## Data rows:
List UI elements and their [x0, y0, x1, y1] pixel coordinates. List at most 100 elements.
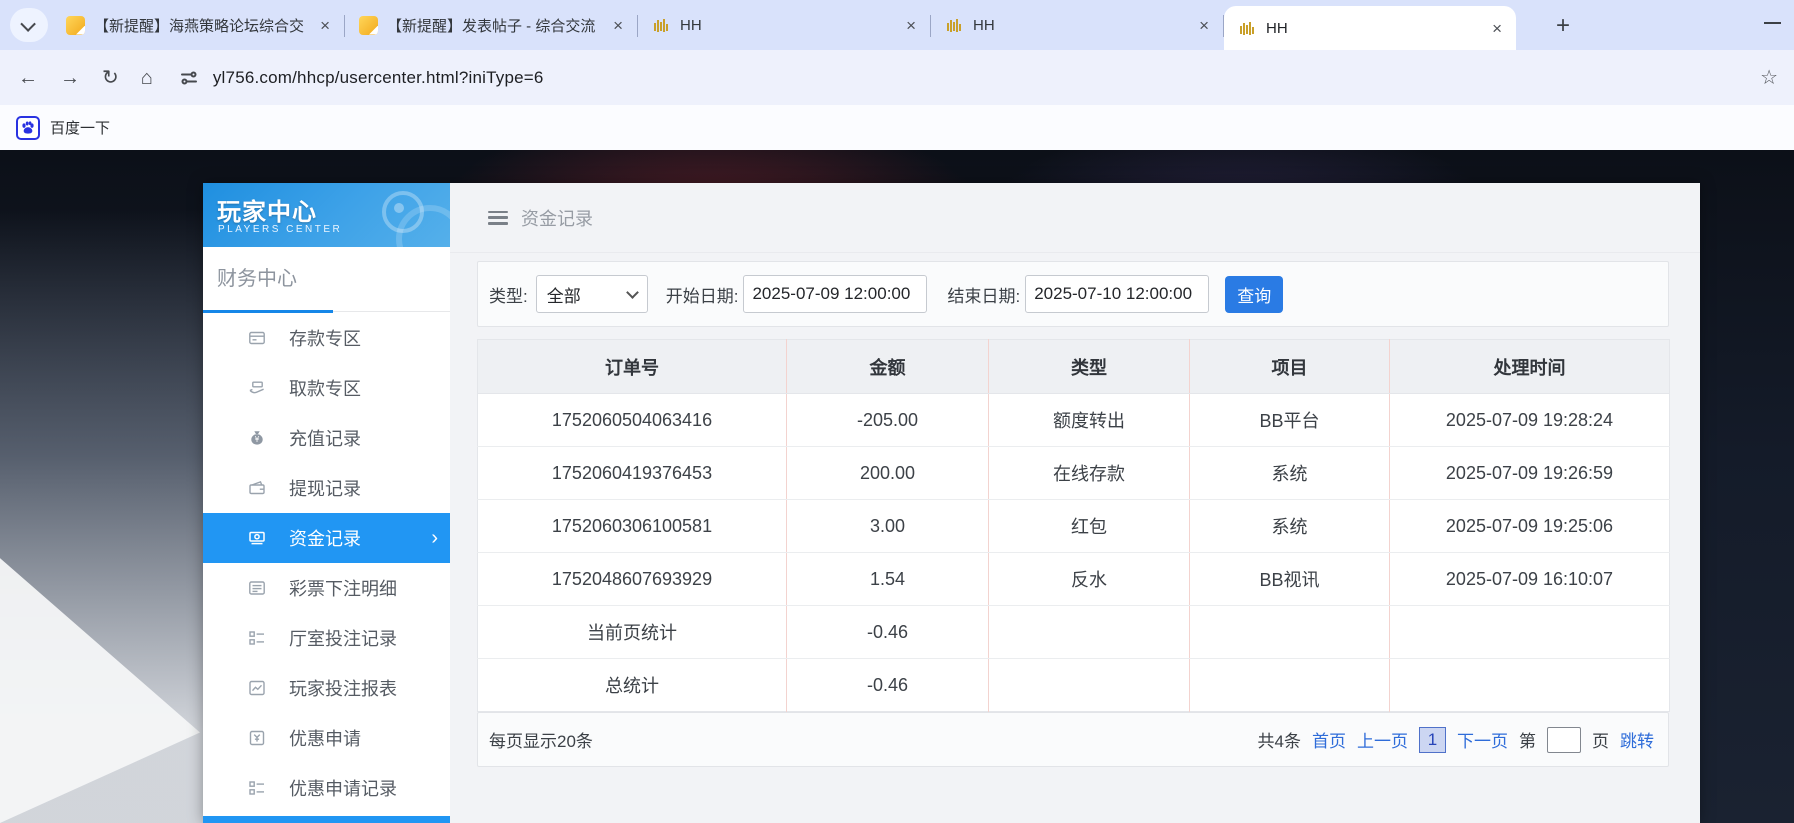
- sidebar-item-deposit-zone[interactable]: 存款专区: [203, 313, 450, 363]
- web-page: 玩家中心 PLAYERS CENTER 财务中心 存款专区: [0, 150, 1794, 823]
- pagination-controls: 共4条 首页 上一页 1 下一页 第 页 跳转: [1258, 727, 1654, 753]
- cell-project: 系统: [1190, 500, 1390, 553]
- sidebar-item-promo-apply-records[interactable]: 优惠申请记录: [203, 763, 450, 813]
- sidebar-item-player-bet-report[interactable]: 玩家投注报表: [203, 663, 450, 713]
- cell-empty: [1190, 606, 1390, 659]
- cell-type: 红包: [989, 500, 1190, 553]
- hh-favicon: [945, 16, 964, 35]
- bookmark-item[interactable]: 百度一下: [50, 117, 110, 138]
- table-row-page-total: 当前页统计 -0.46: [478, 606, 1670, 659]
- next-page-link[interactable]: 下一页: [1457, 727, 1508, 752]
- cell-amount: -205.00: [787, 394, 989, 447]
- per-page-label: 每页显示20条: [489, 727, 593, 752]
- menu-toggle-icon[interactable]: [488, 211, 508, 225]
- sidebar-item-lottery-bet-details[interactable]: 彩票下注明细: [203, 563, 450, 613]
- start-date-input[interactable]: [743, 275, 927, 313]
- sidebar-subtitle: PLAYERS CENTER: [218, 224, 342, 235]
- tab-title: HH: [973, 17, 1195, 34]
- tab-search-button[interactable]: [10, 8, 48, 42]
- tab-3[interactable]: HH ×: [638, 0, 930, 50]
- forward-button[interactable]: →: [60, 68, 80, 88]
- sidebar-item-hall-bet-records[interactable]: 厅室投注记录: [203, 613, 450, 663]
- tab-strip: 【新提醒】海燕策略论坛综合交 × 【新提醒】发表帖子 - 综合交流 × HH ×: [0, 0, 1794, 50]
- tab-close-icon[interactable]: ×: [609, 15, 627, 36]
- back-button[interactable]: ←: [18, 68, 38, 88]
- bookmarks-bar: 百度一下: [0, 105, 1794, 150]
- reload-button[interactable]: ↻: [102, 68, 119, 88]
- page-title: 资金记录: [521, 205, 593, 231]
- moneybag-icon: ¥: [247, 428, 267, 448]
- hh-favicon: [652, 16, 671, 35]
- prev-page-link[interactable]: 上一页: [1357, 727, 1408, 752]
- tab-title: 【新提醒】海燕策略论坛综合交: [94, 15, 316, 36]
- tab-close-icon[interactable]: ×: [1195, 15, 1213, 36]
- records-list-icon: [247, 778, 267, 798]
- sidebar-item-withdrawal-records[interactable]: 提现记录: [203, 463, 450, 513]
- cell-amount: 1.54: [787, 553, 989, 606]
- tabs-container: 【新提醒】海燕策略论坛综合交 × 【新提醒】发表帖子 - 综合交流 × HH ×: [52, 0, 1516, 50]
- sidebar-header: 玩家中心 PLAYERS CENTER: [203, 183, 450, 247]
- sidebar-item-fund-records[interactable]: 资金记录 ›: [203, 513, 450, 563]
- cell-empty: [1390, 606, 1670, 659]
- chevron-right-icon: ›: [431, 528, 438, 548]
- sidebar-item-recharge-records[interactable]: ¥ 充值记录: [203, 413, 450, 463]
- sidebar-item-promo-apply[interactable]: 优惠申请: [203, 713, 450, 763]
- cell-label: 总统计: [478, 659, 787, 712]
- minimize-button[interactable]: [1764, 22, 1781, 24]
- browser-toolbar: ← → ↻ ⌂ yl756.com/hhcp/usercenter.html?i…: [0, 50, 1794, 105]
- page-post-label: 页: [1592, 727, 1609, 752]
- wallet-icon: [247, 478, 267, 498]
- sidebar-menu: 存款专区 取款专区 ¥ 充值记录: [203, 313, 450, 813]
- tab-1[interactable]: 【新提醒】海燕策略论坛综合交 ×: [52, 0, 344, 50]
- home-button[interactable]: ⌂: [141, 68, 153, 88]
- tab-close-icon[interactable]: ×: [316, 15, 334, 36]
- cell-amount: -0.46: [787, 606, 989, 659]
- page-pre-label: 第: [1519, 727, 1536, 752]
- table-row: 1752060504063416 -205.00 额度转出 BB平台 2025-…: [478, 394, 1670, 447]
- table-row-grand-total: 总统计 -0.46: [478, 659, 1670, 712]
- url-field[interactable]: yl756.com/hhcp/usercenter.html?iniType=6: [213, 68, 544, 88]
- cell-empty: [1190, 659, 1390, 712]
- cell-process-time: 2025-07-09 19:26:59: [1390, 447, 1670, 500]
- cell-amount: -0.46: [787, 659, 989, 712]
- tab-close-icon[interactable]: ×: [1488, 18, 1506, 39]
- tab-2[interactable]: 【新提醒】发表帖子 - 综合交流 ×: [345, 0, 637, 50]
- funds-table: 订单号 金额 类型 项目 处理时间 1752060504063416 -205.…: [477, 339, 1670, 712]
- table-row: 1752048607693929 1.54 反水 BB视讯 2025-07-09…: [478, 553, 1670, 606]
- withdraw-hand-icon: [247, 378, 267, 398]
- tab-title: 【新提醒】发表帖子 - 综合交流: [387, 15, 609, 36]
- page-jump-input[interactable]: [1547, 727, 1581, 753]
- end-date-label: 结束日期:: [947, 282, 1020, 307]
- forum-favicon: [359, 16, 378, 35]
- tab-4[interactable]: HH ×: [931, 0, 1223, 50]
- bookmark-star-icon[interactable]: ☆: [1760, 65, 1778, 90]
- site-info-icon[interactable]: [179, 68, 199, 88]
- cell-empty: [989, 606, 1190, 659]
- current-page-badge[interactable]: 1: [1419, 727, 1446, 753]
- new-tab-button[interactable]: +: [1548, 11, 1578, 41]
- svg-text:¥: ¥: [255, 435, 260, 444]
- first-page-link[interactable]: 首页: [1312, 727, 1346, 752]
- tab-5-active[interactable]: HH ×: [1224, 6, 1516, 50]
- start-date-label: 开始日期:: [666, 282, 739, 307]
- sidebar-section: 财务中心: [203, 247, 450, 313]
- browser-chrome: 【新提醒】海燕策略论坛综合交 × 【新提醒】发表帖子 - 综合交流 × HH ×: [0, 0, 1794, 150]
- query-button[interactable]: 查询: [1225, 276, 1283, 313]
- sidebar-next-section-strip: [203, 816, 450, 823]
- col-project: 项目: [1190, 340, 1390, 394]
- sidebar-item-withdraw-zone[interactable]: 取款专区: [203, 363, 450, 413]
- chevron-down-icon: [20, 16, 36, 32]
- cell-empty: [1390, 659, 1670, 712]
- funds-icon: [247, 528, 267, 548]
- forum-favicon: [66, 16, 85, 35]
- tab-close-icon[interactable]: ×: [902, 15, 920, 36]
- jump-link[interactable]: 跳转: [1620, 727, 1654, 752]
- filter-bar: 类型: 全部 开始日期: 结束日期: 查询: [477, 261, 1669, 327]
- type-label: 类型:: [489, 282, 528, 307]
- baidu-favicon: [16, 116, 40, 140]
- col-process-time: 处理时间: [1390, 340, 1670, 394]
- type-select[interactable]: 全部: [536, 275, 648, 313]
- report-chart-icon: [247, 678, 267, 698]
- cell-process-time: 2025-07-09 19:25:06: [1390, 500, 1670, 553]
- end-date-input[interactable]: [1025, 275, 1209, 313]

==

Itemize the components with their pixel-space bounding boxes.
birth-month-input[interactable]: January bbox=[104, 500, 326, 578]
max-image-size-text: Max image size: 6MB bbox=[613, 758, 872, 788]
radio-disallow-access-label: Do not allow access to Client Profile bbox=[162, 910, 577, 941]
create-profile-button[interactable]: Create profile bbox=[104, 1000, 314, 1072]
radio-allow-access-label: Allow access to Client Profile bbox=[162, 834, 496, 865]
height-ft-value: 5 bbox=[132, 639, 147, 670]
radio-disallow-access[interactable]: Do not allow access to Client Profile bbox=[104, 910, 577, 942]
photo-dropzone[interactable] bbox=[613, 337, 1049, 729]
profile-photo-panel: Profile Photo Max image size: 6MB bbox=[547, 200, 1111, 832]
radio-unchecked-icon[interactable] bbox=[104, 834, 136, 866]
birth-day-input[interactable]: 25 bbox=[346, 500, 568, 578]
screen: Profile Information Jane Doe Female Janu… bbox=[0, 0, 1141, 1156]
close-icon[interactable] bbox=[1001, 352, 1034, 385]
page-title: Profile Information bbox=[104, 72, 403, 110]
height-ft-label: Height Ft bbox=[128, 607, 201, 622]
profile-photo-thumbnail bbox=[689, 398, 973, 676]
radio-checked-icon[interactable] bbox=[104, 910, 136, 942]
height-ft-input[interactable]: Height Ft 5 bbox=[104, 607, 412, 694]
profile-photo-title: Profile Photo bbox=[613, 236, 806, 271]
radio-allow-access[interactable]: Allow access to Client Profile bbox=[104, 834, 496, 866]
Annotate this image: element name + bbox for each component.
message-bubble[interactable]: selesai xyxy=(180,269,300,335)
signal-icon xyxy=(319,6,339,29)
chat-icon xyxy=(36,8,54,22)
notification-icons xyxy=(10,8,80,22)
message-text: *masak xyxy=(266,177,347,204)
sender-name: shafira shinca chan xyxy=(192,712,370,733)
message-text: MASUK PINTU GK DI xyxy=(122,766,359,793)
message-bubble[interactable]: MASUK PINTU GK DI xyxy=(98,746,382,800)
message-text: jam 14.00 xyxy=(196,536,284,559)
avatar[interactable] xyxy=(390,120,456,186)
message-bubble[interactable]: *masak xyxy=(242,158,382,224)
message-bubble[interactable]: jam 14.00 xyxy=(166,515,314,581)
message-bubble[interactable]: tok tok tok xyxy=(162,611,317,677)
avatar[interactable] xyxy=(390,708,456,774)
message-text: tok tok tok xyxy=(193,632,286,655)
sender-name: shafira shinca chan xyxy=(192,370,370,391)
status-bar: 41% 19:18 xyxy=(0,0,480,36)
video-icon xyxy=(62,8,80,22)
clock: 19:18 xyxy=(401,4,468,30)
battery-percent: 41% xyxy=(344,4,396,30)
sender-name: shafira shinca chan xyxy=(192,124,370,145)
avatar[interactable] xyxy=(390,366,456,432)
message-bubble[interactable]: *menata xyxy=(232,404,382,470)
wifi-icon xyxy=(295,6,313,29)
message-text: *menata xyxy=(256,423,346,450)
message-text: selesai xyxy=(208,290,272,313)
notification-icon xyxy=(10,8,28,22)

## What is being asked:
Can you switch "Client Profile" to "Customer Profile" in everything from the line containing "Itemize the components" down to the line containing "profile-photo-title: Profile Photo", and give back only those lines with nothing else altered?

## Result of this exercise:
Itemize the components with their pixel-space bounding boxes.
birth-month-input[interactable]: January bbox=[104, 500, 326, 578]
max-image-size-text: Max image size: 6MB bbox=[613, 758, 872, 788]
radio-disallow-access-label: Do not allow access to Customer Profile bbox=[162, 910, 577, 941]
create-profile-button[interactable]: Create profile bbox=[104, 1000, 314, 1072]
radio-allow-access-label: Allow access to Customer Profile bbox=[162, 834, 496, 865]
height-ft-value: 5 bbox=[132, 639, 147, 670]
radio-disallow-access[interactable]: Do not allow access to Customer Profile bbox=[104, 910, 577, 942]
photo-dropzone[interactable] bbox=[613, 337, 1049, 729]
profile-photo-panel: Profile Photo Max image size: 6MB bbox=[547, 200, 1111, 832]
radio-unchecked-icon[interactable] bbox=[104, 834, 136, 866]
birth-day-input[interactable]: 25 bbox=[346, 500, 568, 578]
screen: Profile Information Jane Doe Female Janu… bbox=[0, 0, 1141, 1156]
close-icon[interactable] bbox=[1001, 352, 1034, 385]
page-title: Profile Information bbox=[104, 72, 403, 110]
height-ft-label: Height Ft bbox=[128, 607, 201, 622]
profile-photo-thumbnail bbox=[689, 398, 973, 676]
radio-checked-icon[interactable] bbox=[104, 910, 136, 942]
height-ft-input[interactable]: Height Ft 5 bbox=[104, 607, 412, 694]
profile-photo-title: Profile Photo bbox=[613, 236, 806, 271]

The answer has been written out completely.